=== Directive ===
Search the entries for the word "local" and pull out each line that has it.

(Dataset items)
┏━━
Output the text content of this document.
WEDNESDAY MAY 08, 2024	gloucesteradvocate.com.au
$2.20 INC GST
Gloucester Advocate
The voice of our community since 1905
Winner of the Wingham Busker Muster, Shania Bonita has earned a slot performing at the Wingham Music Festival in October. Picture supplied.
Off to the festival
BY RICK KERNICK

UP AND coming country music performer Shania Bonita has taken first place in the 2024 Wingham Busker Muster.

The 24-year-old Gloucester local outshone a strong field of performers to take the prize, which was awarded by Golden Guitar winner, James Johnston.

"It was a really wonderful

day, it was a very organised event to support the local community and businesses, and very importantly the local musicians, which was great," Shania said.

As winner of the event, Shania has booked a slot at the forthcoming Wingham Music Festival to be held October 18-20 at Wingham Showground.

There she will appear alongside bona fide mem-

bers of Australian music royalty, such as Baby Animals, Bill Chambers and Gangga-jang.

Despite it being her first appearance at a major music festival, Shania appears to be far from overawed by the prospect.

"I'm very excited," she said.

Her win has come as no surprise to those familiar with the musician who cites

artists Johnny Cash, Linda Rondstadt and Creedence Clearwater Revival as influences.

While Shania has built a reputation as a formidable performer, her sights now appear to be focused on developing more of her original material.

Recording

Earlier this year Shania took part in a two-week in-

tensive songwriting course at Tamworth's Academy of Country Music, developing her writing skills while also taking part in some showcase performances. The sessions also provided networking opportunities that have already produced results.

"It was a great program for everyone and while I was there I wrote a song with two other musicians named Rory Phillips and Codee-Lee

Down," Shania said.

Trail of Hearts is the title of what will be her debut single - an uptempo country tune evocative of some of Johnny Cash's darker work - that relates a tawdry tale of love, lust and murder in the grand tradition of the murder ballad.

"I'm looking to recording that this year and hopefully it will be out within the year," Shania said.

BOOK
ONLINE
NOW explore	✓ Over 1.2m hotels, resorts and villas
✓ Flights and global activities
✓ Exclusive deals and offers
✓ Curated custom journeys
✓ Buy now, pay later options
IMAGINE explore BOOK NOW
┗━━
=== Response ===
The 24-year-old Gloucester local outshone a strong field of performers to take the prize, which was awarded by Golden Guitar winner, James Johnston.
day, it was a very organised event to support the local community and businesses, and very importantly the local musicians, which was great," Shania said.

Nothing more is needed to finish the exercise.